Goal of the exercise:
Scan the data below for the string "horas". Show every line where it turns up.

··· Given data ···

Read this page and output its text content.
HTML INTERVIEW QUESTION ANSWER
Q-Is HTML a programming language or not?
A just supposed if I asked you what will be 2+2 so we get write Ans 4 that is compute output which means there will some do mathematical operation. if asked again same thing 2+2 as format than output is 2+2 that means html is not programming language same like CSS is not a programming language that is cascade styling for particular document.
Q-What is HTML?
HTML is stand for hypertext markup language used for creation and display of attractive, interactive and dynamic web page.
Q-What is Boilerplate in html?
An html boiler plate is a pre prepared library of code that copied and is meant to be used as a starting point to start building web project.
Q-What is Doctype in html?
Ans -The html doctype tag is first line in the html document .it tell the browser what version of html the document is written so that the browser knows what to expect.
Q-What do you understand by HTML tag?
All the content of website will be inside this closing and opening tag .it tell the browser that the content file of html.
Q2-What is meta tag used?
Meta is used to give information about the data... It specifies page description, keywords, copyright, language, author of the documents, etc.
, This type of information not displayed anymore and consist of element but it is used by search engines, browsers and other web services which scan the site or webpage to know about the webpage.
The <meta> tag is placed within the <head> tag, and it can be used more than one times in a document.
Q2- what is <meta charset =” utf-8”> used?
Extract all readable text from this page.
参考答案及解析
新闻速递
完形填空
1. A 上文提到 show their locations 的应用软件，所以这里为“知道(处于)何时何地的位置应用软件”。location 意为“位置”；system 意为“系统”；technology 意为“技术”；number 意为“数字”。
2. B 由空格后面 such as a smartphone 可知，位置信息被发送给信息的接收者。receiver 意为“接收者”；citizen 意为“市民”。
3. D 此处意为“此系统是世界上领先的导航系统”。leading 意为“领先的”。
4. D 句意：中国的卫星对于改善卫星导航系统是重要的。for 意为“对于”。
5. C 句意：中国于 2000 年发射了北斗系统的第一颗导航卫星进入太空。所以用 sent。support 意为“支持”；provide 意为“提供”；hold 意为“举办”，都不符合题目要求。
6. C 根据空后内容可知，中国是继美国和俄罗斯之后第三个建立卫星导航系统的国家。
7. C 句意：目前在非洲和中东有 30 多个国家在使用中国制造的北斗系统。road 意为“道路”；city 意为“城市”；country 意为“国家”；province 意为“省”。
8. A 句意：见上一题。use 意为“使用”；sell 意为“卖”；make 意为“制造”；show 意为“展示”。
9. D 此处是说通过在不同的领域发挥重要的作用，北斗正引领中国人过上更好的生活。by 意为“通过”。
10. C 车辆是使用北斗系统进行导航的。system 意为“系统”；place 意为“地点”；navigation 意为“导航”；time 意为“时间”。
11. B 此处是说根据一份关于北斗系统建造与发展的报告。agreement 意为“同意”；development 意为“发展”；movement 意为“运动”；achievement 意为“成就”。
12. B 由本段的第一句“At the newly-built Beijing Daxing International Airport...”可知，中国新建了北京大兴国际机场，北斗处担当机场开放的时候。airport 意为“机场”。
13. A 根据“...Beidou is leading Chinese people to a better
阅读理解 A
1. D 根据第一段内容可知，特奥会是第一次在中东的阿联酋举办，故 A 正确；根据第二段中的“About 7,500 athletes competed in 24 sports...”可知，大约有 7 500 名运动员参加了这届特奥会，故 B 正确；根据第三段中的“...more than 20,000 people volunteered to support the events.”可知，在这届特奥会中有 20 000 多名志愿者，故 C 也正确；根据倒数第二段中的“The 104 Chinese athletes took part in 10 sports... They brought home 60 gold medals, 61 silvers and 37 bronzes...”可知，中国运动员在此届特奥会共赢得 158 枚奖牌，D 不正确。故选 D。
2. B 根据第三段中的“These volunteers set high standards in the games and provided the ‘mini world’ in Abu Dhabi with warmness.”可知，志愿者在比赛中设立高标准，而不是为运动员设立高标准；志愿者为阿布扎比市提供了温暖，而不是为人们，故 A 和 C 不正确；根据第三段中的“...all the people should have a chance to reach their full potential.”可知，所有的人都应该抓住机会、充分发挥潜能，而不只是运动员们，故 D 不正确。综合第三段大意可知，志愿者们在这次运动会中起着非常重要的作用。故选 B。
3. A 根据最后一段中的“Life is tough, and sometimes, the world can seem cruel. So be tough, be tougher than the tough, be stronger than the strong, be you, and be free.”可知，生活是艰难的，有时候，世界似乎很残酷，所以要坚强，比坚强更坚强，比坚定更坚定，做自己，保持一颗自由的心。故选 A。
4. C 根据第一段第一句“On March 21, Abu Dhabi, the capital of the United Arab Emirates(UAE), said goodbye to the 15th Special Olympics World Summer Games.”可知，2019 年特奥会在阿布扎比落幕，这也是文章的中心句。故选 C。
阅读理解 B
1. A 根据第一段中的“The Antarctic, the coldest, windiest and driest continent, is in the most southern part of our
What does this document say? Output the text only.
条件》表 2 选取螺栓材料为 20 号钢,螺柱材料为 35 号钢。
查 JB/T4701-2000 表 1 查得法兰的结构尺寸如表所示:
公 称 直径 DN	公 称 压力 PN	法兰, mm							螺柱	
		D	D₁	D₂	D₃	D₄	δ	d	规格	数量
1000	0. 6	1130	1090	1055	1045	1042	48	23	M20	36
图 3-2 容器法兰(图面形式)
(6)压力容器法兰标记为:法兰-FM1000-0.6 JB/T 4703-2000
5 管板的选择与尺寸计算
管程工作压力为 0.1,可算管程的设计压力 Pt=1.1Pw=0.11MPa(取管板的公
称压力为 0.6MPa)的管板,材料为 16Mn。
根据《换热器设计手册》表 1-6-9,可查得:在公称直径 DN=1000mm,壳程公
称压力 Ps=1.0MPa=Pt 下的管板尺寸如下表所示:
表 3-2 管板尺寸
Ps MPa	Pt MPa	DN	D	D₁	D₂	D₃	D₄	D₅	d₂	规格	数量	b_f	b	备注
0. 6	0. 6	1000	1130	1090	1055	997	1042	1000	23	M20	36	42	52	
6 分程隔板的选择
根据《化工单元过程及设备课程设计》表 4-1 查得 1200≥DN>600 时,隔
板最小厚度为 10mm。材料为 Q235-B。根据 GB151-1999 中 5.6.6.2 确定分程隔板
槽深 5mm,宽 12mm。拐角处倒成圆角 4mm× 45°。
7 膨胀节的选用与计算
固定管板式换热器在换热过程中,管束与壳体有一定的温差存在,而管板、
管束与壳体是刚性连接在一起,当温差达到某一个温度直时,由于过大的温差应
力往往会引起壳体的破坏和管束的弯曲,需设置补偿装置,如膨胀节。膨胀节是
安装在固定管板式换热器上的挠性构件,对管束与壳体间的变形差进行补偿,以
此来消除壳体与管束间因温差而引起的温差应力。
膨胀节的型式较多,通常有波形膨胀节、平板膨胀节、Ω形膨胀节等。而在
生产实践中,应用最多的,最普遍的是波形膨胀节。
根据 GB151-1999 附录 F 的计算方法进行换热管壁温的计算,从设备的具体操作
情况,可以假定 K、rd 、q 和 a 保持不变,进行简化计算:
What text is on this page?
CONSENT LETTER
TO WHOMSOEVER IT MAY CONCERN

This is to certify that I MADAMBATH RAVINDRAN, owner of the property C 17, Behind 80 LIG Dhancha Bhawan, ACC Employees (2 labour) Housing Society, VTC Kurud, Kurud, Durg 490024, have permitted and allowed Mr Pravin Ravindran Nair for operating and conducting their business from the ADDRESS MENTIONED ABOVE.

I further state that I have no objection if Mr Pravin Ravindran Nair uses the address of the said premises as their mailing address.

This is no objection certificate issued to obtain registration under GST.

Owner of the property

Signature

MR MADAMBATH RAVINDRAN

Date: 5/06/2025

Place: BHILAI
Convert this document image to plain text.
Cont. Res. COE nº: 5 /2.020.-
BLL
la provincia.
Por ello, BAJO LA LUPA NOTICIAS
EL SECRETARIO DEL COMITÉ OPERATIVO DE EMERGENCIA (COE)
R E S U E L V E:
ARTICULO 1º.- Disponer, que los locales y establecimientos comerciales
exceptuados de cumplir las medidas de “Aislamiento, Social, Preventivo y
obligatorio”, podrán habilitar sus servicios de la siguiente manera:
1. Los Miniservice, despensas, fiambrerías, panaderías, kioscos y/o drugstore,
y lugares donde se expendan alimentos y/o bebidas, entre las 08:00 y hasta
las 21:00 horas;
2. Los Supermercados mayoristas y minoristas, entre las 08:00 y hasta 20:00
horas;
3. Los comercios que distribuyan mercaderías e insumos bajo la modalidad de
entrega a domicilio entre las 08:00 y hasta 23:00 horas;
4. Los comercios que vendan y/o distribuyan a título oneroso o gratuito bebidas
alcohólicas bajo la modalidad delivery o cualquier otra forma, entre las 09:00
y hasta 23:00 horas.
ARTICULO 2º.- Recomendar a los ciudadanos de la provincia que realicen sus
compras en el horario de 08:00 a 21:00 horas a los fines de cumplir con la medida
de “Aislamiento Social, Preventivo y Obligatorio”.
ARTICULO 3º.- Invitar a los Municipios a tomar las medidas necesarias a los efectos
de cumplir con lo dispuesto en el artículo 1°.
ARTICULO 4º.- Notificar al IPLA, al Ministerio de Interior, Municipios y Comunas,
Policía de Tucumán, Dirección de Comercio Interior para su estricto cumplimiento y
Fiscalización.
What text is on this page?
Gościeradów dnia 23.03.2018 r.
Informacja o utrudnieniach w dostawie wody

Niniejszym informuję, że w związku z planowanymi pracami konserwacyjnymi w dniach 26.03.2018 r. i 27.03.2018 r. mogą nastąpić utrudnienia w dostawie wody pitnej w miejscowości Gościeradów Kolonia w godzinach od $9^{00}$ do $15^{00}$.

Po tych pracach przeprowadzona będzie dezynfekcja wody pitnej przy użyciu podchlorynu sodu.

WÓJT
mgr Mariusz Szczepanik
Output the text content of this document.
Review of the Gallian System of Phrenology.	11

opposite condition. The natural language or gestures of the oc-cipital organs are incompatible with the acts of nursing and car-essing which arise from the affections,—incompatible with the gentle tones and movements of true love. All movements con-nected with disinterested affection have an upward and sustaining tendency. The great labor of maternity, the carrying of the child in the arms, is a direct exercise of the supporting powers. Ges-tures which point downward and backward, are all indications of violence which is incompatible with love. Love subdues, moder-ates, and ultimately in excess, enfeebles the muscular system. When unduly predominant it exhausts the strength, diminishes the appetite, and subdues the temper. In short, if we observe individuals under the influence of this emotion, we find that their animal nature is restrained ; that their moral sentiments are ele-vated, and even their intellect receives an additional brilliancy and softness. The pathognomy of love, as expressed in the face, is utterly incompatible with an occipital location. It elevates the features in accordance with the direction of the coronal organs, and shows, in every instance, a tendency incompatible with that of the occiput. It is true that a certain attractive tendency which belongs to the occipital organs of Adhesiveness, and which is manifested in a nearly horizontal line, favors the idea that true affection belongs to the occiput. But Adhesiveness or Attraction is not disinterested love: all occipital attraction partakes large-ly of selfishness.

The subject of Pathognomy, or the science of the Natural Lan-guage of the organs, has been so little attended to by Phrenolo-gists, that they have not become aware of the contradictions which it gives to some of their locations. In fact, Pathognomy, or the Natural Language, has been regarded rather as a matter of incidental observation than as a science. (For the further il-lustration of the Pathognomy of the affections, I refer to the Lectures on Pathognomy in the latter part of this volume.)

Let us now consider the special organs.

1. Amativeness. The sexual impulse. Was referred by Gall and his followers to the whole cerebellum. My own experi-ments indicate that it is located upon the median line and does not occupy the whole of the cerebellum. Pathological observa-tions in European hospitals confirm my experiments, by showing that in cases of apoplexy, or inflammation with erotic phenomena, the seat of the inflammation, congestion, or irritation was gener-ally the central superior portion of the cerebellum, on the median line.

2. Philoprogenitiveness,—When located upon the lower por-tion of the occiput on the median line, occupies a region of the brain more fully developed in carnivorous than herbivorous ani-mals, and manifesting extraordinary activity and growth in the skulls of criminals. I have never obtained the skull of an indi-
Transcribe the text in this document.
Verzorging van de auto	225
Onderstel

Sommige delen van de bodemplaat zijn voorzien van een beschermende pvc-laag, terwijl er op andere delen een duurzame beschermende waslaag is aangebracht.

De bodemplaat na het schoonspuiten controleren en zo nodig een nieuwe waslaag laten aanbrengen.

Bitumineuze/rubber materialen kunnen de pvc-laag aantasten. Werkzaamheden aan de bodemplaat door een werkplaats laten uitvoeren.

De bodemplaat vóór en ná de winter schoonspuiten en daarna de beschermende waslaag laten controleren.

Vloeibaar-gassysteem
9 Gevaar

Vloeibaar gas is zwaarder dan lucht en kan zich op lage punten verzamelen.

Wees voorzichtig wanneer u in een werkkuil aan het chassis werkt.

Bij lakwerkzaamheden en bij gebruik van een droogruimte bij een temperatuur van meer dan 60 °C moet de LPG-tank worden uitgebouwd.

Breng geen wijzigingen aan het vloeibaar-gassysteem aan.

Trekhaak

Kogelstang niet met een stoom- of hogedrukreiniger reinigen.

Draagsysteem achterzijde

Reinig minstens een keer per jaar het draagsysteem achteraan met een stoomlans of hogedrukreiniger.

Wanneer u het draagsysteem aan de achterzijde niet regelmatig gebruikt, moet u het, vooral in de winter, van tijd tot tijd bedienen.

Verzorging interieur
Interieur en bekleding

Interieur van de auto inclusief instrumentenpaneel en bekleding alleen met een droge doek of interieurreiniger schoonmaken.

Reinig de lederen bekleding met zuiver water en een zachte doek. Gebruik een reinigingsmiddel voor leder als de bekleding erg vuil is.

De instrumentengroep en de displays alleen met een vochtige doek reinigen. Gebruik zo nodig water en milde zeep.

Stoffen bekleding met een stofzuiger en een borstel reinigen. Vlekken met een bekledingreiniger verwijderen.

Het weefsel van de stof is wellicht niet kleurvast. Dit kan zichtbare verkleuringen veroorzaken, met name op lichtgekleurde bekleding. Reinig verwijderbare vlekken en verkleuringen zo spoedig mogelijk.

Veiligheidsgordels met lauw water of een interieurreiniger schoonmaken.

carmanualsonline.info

···

Answer in full:
las 21:00 horas;
horas;
entrega a domicilio entre las 08:00 y hasta 23:00 horas;
y hasta 23:00 horas.
compras en el horario de 08:00 a 21:00 horas a los fines de cumplir con la medida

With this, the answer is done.